#### [Task material]
■ ■ ■ ■ ■
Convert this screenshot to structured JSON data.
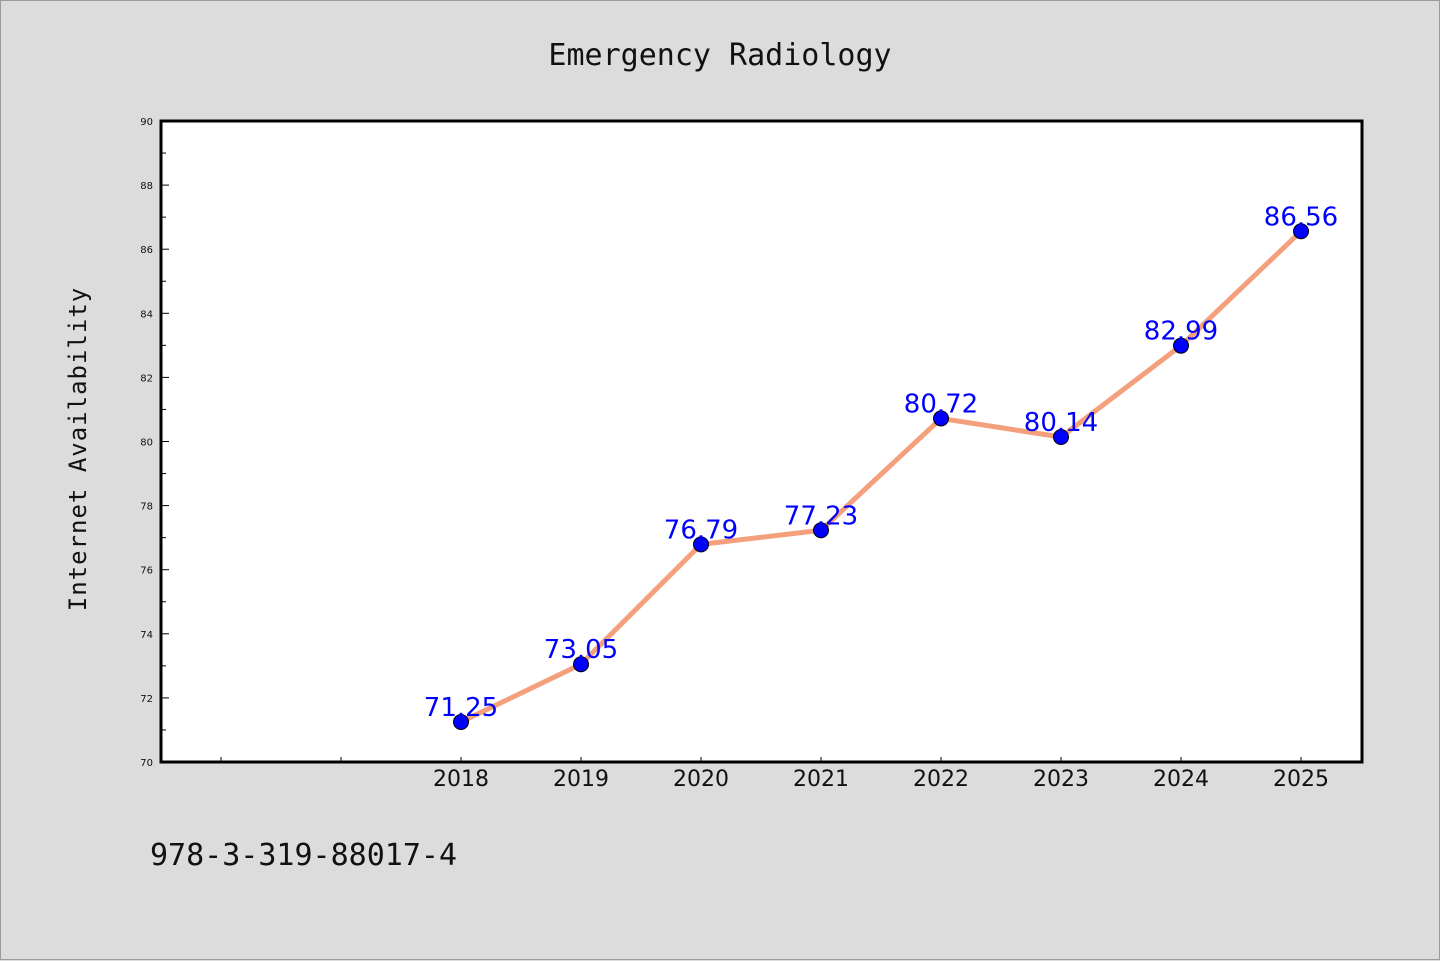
{
  "chart_data": {
    "type": "line",
    "title": "Emergency Radiology",
    "xlabel": "",
    "ylabel": "Internet Availability",
    "categories": [
      "2018",
      "2019",
      "2020",
      "2021",
      "2022",
      "2023",
      "2024",
      "2025"
    ],
    "values": [
      71.25,
      73.05,
      76.79,
      77.23,
      80.72,
      80.14,
      82.99,
      86.56
    ],
    "data_labels": [
      "71.25",
      "73.05",
      "76.79",
      "77.23",
      "80.72",
      "80.14",
      "82.99",
      "86.56"
    ],
    "ylim": [
      70,
      90
    ],
    "yticks": [
      70,
      72,
      74,
      76,
      78,
      80,
      82,
      84,
      86,
      88,
      90
    ],
    "grid": false,
    "legend": "none",
    "line_color": "#f4a07c",
    "marker_color": "#0000ff",
    "label_color": "#0000ff"
  },
  "footer": {
    "isbn": "978-3-319-88017-4"
  }
}
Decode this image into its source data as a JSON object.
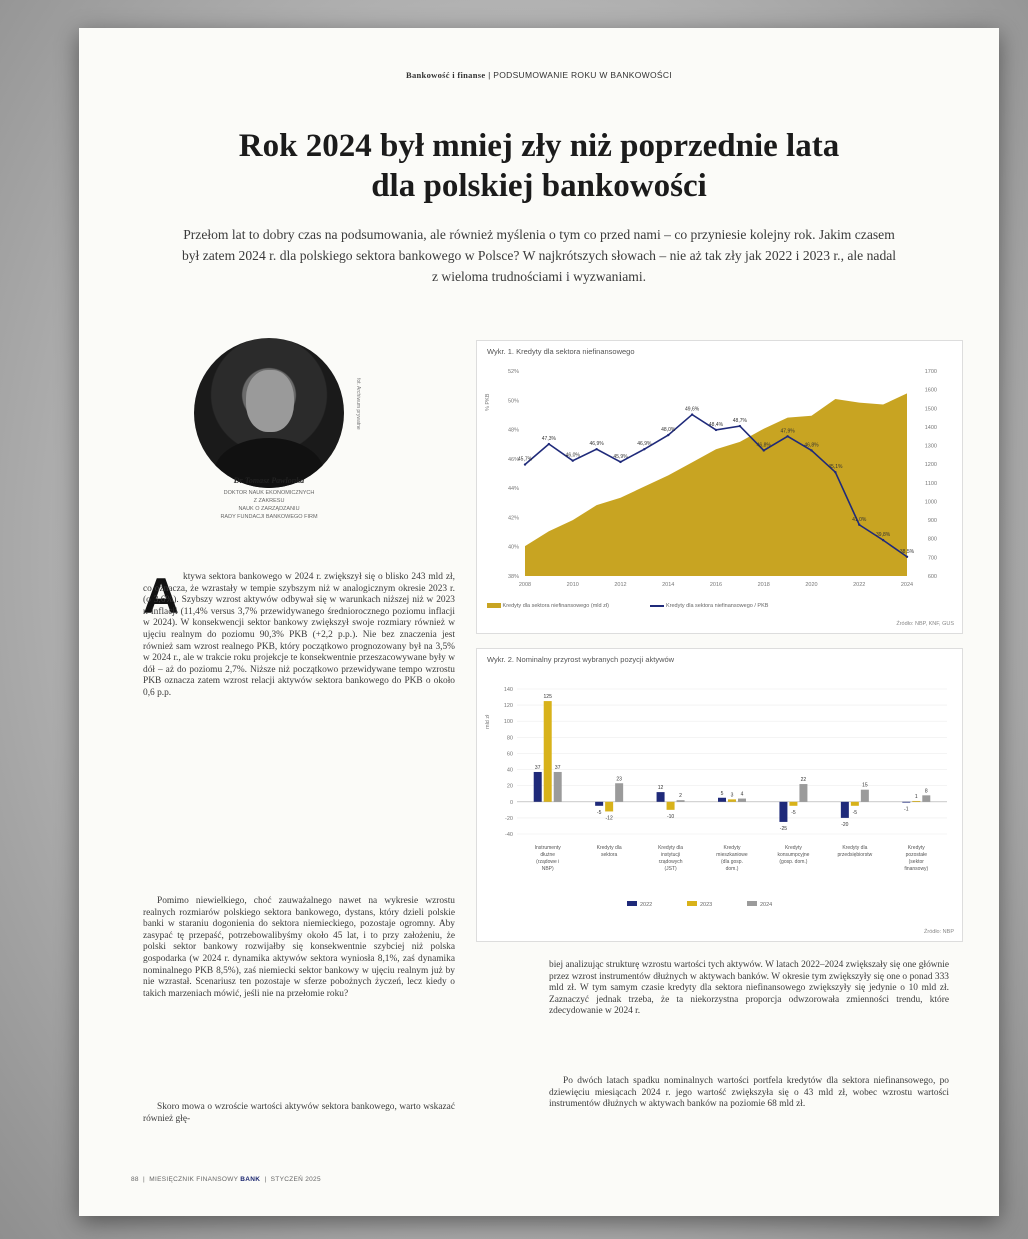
■ ■ ■ ■ ■
Go through the material above and copy each line that has the word "this".

#### [Written solution]
Convert this screenshot to structured JSON data.
Decode this image into its source data as a JSON object.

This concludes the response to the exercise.